__MATERIAL PROVIDED__.
□ □ □ □ □ □ □

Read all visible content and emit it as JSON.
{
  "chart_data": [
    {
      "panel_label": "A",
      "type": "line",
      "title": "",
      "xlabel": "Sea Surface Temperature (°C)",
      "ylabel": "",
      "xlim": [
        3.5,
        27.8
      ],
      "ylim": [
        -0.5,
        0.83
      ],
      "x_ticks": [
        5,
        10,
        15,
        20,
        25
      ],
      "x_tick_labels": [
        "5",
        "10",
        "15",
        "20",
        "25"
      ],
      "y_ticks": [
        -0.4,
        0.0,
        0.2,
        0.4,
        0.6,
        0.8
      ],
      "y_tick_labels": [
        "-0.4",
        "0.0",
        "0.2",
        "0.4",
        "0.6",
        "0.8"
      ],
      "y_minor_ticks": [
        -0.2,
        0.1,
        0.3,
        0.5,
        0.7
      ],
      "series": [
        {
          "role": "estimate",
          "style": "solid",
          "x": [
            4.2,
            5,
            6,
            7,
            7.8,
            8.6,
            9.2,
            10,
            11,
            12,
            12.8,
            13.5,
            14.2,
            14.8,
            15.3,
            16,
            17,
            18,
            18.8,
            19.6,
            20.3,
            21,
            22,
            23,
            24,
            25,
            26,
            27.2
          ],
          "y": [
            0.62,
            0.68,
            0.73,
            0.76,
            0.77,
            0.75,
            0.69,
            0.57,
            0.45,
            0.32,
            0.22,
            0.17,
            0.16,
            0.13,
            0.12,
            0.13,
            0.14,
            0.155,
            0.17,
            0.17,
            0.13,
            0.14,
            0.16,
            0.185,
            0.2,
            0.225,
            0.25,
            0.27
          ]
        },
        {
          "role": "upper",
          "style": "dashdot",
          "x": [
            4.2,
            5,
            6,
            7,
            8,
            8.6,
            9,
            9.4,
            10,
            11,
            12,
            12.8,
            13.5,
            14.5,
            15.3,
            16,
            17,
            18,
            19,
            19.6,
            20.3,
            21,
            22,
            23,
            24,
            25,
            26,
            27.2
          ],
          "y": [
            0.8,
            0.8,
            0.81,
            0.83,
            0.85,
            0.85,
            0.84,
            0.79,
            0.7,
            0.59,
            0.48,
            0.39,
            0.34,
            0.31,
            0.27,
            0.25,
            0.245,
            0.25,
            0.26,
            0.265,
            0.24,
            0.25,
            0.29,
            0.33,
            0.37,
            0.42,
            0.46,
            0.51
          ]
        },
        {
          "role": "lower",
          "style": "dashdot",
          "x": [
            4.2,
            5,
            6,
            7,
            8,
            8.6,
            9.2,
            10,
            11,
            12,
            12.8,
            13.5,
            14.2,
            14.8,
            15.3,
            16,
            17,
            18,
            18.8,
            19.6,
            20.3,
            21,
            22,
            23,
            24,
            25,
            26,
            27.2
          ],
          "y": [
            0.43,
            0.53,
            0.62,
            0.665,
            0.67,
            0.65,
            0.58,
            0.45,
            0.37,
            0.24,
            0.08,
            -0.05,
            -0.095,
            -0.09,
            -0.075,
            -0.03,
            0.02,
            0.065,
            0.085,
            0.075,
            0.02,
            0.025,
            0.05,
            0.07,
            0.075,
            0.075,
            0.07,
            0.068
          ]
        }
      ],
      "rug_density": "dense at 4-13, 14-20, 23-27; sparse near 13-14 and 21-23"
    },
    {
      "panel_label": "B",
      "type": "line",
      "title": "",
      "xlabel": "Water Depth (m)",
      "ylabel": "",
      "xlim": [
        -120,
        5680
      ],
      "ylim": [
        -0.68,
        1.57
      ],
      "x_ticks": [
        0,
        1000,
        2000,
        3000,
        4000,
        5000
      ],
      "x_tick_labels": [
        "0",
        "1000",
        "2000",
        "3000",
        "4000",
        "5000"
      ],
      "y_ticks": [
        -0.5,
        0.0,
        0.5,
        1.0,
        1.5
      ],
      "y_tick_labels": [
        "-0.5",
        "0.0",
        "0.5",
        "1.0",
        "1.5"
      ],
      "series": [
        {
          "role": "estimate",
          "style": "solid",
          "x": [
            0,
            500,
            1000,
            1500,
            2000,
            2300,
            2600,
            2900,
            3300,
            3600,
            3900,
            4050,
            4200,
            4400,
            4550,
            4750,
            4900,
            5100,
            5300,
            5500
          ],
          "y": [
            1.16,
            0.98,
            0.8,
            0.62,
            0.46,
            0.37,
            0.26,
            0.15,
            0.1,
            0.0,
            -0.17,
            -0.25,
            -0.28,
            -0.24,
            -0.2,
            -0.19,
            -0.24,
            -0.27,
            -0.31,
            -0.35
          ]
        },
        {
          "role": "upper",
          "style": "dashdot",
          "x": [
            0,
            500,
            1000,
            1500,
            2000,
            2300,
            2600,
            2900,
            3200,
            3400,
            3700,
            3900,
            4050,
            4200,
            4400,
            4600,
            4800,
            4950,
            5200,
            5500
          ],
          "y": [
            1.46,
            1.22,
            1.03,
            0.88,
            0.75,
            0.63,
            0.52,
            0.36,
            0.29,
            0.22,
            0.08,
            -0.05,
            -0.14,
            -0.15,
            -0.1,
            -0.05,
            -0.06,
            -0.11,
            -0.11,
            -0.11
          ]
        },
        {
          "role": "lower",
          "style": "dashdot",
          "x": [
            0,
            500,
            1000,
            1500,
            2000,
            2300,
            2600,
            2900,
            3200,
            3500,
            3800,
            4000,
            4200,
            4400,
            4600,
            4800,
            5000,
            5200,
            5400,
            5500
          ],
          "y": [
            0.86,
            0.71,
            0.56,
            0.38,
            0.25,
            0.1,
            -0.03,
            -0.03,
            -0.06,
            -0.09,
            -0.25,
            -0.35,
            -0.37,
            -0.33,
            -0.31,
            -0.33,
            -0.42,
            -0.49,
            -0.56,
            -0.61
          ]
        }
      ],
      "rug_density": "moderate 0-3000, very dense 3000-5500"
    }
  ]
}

□ □ □ □ □ □ □

__GIVEN TASK__.
Every entry must be retyped in full, exactly as given.

__RIGHT ANSWER__.
Read all visible content and emit it as JSON.
{
  "chart_data": [
    {
      "panel_label": "A",
      "type": "line",
      "title": "",
      "xlabel": "Sea Surface Temperature (°C)",
      "ylabel": "",
      "xlim": [
        3.5,
        27.8
      ],
      "ylim": [
        -0.5,
        0.83
      ],
      "x_ticks": [
        5,
        10,
        15,
        20,
        25
      ],
      "x_tick_labels": [
        "5",
        "10",
        "15",
        "20",
        "25"
      ],
      "y_ticks": [
        -0.4,
        0.0,
        0.2,
        0.4,
        0.6,
        0.8
      ],
      "y_tick_labels": [
        "-0.4",
        "0.0",
        "0.2",
        "0.4",
        "0.6",
        "0.8"
      ],
      "y_minor_ticks": [
        -0.2,
        0.1,
        0.3,
        0.5,
        0.7
      ],
      "series": [
        {
          "role": "estimate",
          "style": "solid",
          "x": [
            4.2,
            5,
            6,
            7,
            7.8,
            8.6,
            9.2,
            10,
            11,
            12,
            12.8,
            13.5,
            14.2,
            14.8,
            15.3,
            16,
            17,
            18,
            18.8,
            19.6,
            20.3,
            21,
            22,
            23,
            24,
            25,
            26,
            27.2
          ],
          "y": [
            0.62,
            0.68,
            0.73,
            0.76,
            0.77,
            0.75,
            0.69,
            0.57,
            0.45,
            0.32,
            0.22,
            0.17,
            0.16,
            0.13,
            0.12,
            0.13,
            0.14,
            0.155,
            0.17,
            0.17,
            0.13,
            0.14,
            0.16,
            0.185,
            0.2,
            0.225,
            0.25,
            0.27
          ]
        },
        {
          "role": "upper",
          "style": "dashdot",
          "x": [
            4.2,
            5,
            6,
            7,
            8,
            8.6,
            9,
            9.4,
            10,
            11,
            12,
            12.8,
            13.5,
            14.5,
            15.3,
            16,
            17,
            18,
            19,
            19.6,
            20.3,
            21,
            22,
            23,
            24,
            25,
            26,
            27.2
          ],
          "y": [
            0.8,
            0.8,
            0.81,
            0.83,
            0.85,
            0.85,
            0.84,
            0.79,
            0.7,
            0.59,
            0.48,
            0.39,
            0.34,
            0.31,
            0.27,
            0.25,
            0.245,
            0.25,
            0.26,
            0.265,
            0.24,
            0.25,
            0.29,
            0.33,
            0.37,
            0.42,
            0.46,
            0.51
          ]
        },
        {
          "role": "lower",
          "style": "dashdot",
          "x": [
            4.2,
            5,
            6,
            7,
            8,
            8.6,
            9.2,
            10,
            11,
            12,
            12.8,
            13.5,
            14.2,
            14.8,
            15.3,
            16,
            17,
            18,
            18.8,
            19.6,
            20.3,
            21,
            22,
            23,
            24,
            25,
            26,
            27.2
          ],
          "y": [
            0.43,
            0.53,
            0.62,
            0.665,
            0.67,
            0.65,
            0.58,
            0.45,
            0.37,
            0.24,
            0.08,
            -0.05,
            -0.095,
            -0.09,
            -0.075,
            -0.03,
            0.02,
            0.065,
            0.085,
            0.075,
            0.02,
            0.025,
            0.05,
            0.07,
            0.075,
            0.075,
            0.07,
            0.068
          ]
        }
      ],
      "rug_density": "dense at 4-13, 14-20, 23-27; sparse near 13-14 and 21-23"
    },
    {
      "panel_label": "B",
      "type": "line",
      "title": "",
      "xlabel": "Water Depth (m)",
      "ylabel": "",
      "xlim": [
        -120,
        5680
      ],
      "ylim": [
        -0.68,
        1.57
      ],
      "x_ticks": [
        0,
        1000,
        2000,
        3000,
        4000,
        5000
      ],
      "x_tick_labels": [
        "0",
        "1000",
        "2000",
        "3000",
        "4000",
        "5000"
      ],
      "y_ticks": [
        -0.5,
        0.0,
        0.5,
        1.0,
        1.5
      ],
      "y_tick_labels": [
        "-0.5",
        "0.0",
        "0.5",
        "1.0",
        "1.5"
      ],
      "series": [
        {
          "role": "estimate",
          "style": "solid",
          "x": [
            0,
            500,
            1000,
            1500,
            2000,
            2300,
            2600,
            2900,
            3300,
            3600,
            3900,
            4050,
            4200,
            4400,
            4550,
            4750,
            4900,
            5100,
            5300,
            5500
          ],
          "y": [
            1.16,
            0.98,
            0.8,
            0.62,
            0.46,
            0.37,
            0.26,
            0.15,
            0.1,
            0.0,
            -0.17,
            -0.25,
            -0.28,
            -0.24,
            -0.2,
            -0.19,
            -0.24,
            -0.27,
            -0.31,
            -0.35
          ]
        },
        {
          "role": "upper",
          "style": "dashdot",
          "x": [
            0,
            500,
            1000,
            1500,
            2000,
            2300,
            2600,
            2900,
            3200,
            3400,
            3700,
            3900,
            4050,
            4200,
            4400,
            4600,
            4800,
            4950,
            5200,
            5500
          ],
          "y": [
            1.46,
            1.22,
            1.03,
            0.88,
            0.75,
            0.63,
            0.52,
            0.36,
            0.29,
            0.22,
            0.08,
            -0.05,
            -0.14,
            -0.15,
            -0.1,
            -0.05,
            -0.06,
            -0.11,
            -0.11,
            -0.11
          ]
        },
        {
          "role": "lower",
          "style": "dashdot",
          "x": [
            0,
            500,
            1000,
            1500,
            2000,
            2300,
            2600,
            2900,
            3200,
            3500,
            3800,
            4000,
            4200,
            4400,
            4600,
            4800,
            5000,
            5200,
            5400,
            5500
          ],
          "y": [
            0.86,
            0.71,
            0.56,
            0.38,
            0.25,
            0.1,
            -0.03,
            -0.03,
            -0.06,
            -0.09,
            -0.25,
            -0.35,
            -0.37,
            -0.33,
            -0.31,
            -0.33,
            -0.42,
            -0.49,
            -0.56,
            -0.61
          ]
        }
      ],
      "rug_density": "moderate 0-3000, very dense 3000-5500"
    }
  ]
}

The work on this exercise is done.